**Exercise objective**.
Transcribe the entries that follow, word for word.

[START OF Given information]

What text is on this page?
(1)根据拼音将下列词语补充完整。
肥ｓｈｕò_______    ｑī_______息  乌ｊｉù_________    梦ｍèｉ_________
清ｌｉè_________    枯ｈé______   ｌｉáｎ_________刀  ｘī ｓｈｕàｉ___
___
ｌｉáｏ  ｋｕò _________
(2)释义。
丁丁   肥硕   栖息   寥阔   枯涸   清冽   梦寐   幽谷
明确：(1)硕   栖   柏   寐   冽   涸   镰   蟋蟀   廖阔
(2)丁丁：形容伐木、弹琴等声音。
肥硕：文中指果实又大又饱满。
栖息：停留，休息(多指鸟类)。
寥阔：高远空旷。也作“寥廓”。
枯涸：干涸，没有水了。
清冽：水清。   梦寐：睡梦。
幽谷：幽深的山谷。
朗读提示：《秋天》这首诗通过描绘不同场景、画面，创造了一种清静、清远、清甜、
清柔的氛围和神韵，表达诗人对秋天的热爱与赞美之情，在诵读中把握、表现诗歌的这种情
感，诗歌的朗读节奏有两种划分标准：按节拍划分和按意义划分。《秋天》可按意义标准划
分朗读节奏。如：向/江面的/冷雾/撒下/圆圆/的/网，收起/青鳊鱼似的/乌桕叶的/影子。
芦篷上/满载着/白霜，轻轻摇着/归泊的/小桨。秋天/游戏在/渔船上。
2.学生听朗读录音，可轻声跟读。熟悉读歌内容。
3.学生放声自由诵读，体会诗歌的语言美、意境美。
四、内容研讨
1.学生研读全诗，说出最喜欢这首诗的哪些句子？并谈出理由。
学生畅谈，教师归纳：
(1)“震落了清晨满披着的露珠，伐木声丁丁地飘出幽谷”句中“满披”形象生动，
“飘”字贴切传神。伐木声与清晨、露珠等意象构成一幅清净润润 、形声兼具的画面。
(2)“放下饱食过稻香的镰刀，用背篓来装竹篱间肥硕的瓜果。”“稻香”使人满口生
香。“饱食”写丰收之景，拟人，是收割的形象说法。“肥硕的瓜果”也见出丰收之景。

[END OF Given information]

**Solution to the problem**.
What text is on this page?
(1)根据拼音将下列词语补充完整。
肥ｓｈｕò_______    ｑī_______息  乌ｊｉù_________    梦ｍèｉ_________
清ｌｉè_________    枯ｈé______   ｌｉáｎ_________刀  ｘī ｓｈｕàｉ___
___
ｌｉáｏ  ｋｕò _________
(2)释义。
丁丁   肥硕   栖息   寥阔   枯涸   清冽   梦寐   幽谷
明确：(1)硕   栖   柏   寐   冽   涸   镰   蟋蟀   廖阔
(2)丁丁：形容伐木、弹琴等声音。
肥硕：文中指果实又大又饱满。
栖息：停留，休息(多指鸟类)。
寥阔：高远空旷。也作“寥廓”。
枯涸：干涸，没有水了。
清冽：水清。   梦寐：睡梦。
幽谷：幽深的山谷。
朗读提示：《秋天》这首诗通过描绘不同场景、画面，创造了一种清静、清远、清甜、
清柔的氛围和神韵，表达诗人对秋天的热爱与赞美之情，在诵读中把握、表现诗歌的这种情
感，诗歌的朗读节奏有两种划分标准：按节拍划分和按意义划分。《秋天》可按意义标准划
分朗读节奏。如：向/江面的/冷雾/撒下/圆圆/的/网，收起/青鳊鱼似的/乌桕叶的/影子。
芦篷上/满载着/白霜，轻轻摇着/归泊的/小桨。秋天/游戏在/渔船上。
2.学生听朗读录音，可轻声跟读。熟悉读歌内容。
3.学生放声自由诵读，体会诗歌的语言美、意境美。
四、内容研讨
1.学生研读全诗，说出最喜欢这首诗的哪些句子？并谈出理由。
学生畅谈，教师归纳：
(1)“震落了清晨满披着的露珠，伐木声丁丁地飘出幽谷”句中“满披”形象生动，
“飘”字贴切传神。伐木声与清晨、露珠等意象构成一幅清净润润 、形声兼具的画面。
(2)“放下饱食过稻香的镰刀，用背篓来装竹篱间肥硕的瓜果。”“稻香”使人满口生
香。“饱食”写丰收之景，拟人，是收割的形象说法。“肥硕的瓜果”也见出丰收之景。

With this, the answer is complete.